--- start ---
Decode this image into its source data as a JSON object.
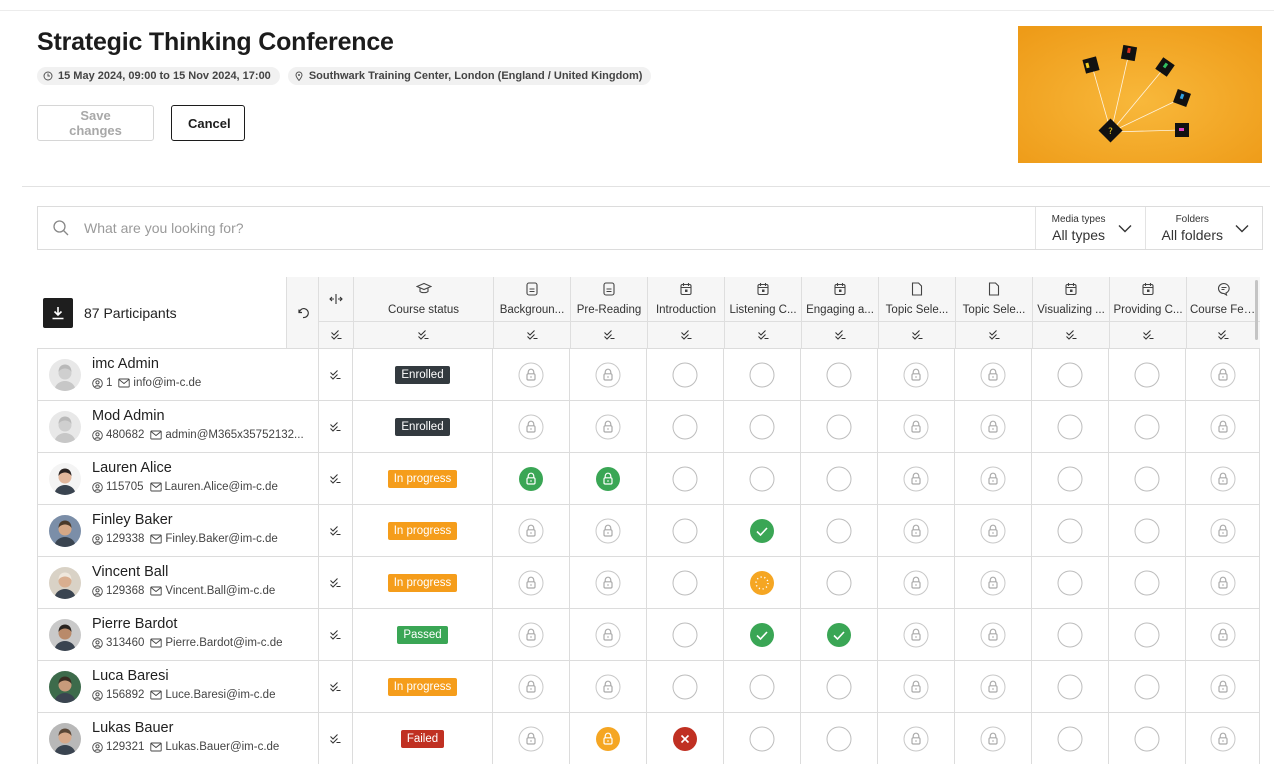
{
  "event": {
    "title": "Strategic Thinking Conference",
    "date": "15 May 2024, 09:00 to 15 Nov 2024, 17:00",
    "location": "Southwark Training Center, London (England / United Kingdom)"
  },
  "actions": {
    "save_label": "Save changes",
    "cancel_label": "Cancel"
  },
  "search": {
    "placeholder": "What are you looking for?",
    "media_label": "Media types",
    "media_value": "All types",
    "folders_label": "Folders",
    "folders_value": "All folders"
  },
  "table": {
    "participants_label": "87 Participants",
    "columns": [
      {
        "label": "Course status",
        "icon": "graduation-cap-icon"
      },
      {
        "label": "Backgroun...",
        "icon": "document-icon"
      },
      {
        "label": "Pre-Reading",
        "icon": "document-icon"
      },
      {
        "label": "Introduction",
        "icon": "calendar-icon"
      },
      {
        "label": "Listening C...",
        "icon": "calendar-icon"
      },
      {
        "label": "Engaging a...",
        "icon": "calendar-icon"
      },
      {
        "label": "Topic Sele...",
        "icon": "file-icon"
      },
      {
        "label": "Topic Sele...",
        "icon": "file-icon"
      },
      {
        "label": "Visualizing ...",
        "icon": "calendar-icon"
      },
      {
        "label": "Providing C...",
        "icon": "calendar-icon"
      },
      {
        "label": "Course Fee...",
        "icon": "chat-icon"
      }
    ],
    "rows": [
      {
        "name": "imc Admin",
        "id": "1",
        "email": "info@im-c.de",
        "status": "Enrolled",
        "status_type": "enrolled",
        "cells": [
          "locked",
          "locked",
          "empty",
          "empty",
          "empty",
          "locked",
          "locked",
          "empty",
          "empty",
          "locked"
        ]
      },
      {
        "name": "Mod Admin",
        "id": "480682",
        "email": "admin@M365x35752132...",
        "status": "Enrolled",
        "status_type": "enrolled",
        "cells": [
          "locked",
          "locked",
          "empty",
          "empty",
          "empty",
          "locked",
          "locked",
          "empty",
          "empty",
          "locked"
        ]
      },
      {
        "name": "Lauren Alice",
        "id": "115705",
        "email": "Lauren.Alice@im-c.de",
        "status": "In progress",
        "status_type": "progress",
        "cells": [
          "unlocked-green",
          "unlocked-green",
          "empty",
          "empty",
          "empty",
          "locked",
          "locked",
          "empty",
          "empty",
          "locked"
        ]
      },
      {
        "name": "Finley Baker",
        "id": "129338",
        "email": "Finley.Baker@im-c.de",
        "status": "In progress",
        "status_type": "progress",
        "cells": [
          "locked",
          "locked",
          "empty",
          "done",
          "empty",
          "locked",
          "locked",
          "empty",
          "empty",
          "locked"
        ]
      },
      {
        "name": "Vincent Ball",
        "id": "129368",
        "email": "Vincent.Ball@im-c.de",
        "status": "In progress",
        "status_type": "progress",
        "cells": [
          "locked",
          "locked",
          "empty",
          "in-progress",
          "empty",
          "locked",
          "locked",
          "empty",
          "empty",
          "locked"
        ]
      },
      {
        "name": "Pierre Bardot",
        "id": "313460",
        "email": "Pierre.Bardot@im-c.de",
        "status": "Passed",
        "status_type": "passed",
        "cells": [
          "locked",
          "locked",
          "empty",
          "done",
          "done",
          "locked",
          "locked",
          "empty",
          "empty",
          "locked"
        ]
      },
      {
        "name": "Luca Baresi",
        "id": "156892",
        "email": "Luce.Baresi@im-c.de",
        "status": "In progress",
        "status_type": "progress",
        "cells": [
          "locked",
          "locked",
          "empty",
          "empty",
          "empty",
          "locked",
          "locked",
          "empty",
          "empty",
          "locked"
        ]
      },
      {
        "name": "Lukas Bauer",
        "id": "129321",
        "email": "Lukas.Bauer@im-c.de",
        "status": "Failed",
        "status_type": "failed",
        "cells": [
          "locked",
          "unlocked-orange",
          "failed",
          "empty",
          "empty",
          "locked",
          "locked",
          "empty",
          "empty",
          "locked"
        ]
      }
    ]
  },
  "colors": {
    "enrolled": "#333a3f",
    "progress": "#f59d1b",
    "passed": "#3aa655",
    "failed": "#c03022",
    "green": "#3aa655",
    "orange": "#f5a623",
    "banner": "#f3a623"
  }
}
--- end ---
• WHAT IS EXPECTED: Collect each line above holding the string "email".

• FULL OUTPUT:
        "email": "info@im-c.de",
        "email": "admin@M365x35752132...",
        "email": "Lauren.Alice@im-c.de",
        "email": "Finley.Baker@im-c.de",
        "email": "Vincent.Ball@im-c.de",
        "email": "Pierre.Bardot@im-c.de",
        "email": "Luce.Baresi@im-c.de",
        "email": "Lukas.Bauer@im-c.de",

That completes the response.